Update the records below by changing every occurrence of "birch-tree" to "pine-tree" and leaving every other character as it is.

INFORMATION GIVEN:
•••

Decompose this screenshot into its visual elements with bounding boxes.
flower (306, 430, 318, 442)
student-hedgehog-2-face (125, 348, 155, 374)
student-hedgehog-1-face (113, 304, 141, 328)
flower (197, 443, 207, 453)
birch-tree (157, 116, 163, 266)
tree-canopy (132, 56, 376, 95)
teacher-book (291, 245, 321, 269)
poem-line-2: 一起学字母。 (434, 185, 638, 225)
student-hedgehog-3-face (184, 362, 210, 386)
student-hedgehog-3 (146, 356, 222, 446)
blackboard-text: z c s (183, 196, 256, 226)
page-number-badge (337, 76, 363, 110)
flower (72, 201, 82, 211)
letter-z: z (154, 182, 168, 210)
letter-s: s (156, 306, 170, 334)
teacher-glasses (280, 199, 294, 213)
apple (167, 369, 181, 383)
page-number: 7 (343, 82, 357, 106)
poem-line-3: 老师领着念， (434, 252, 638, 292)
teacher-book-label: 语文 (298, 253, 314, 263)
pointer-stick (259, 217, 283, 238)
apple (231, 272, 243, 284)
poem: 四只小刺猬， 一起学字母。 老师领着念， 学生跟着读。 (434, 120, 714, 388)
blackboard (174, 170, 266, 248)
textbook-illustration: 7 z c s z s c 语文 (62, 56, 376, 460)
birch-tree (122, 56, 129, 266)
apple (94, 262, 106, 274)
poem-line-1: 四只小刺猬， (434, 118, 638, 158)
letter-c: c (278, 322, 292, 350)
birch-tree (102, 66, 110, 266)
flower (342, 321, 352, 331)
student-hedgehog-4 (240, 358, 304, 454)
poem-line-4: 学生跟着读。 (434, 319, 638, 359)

•••

TASK SOLUTION:
Decompose this screenshot into its visual elements with bounding boxes.
flower (306, 430, 318, 442)
student-hedgehog-2-face (125, 348, 155, 374)
student-hedgehog-1-face (113, 304, 141, 328)
flower (197, 443, 207, 453)
pine-tree (157, 116, 163, 266)
tree-canopy (132, 56, 376, 95)
teacher-book (291, 245, 321, 269)
poem-line-2: 一起学字母。 (434, 185, 638, 225)
student-hedgehog-3-face (184, 362, 210, 386)
student-hedgehog-3 (146, 356, 222, 446)
blackboard-text: z c s (183, 196, 256, 226)
page-number-badge (337, 76, 363, 110)
flower (72, 201, 82, 211)
letter-z: z (154, 182, 168, 210)
letter-s: s (156, 306, 170, 334)
teacher-glasses (280, 199, 294, 213)
apple (167, 369, 181, 383)
page-number: 7 (343, 82, 357, 106)
poem-line-3: 老师领着念， (434, 252, 638, 292)
teacher-book-label: 语文 (298, 253, 314, 263)
pointer-stick (259, 217, 283, 238)
apple (231, 272, 243, 284)
poem: 四只小刺猬， 一起学字母。 老师领着念， 学生跟着读。 (434, 120, 714, 388)
blackboard (174, 170, 266, 248)
textbook-illustration: 7 z c s z s c 语文 (62, 56, 376, 460)
pine-tree (122, 56, 129, 266)
apple (94, 262, 106, 274)
poem-line-1: 四只小刺猬， (434, 118, 638, 158)
letter-c: c (278, 322, 292, 350)
pine-tree (102, 66, 110, 266)
flower (342, 321, 352, 331)
student-hedgehog-4 (240, 358, 304, 454)
poem-line-4: 学生跟着读。 (434, 319, 638, 359)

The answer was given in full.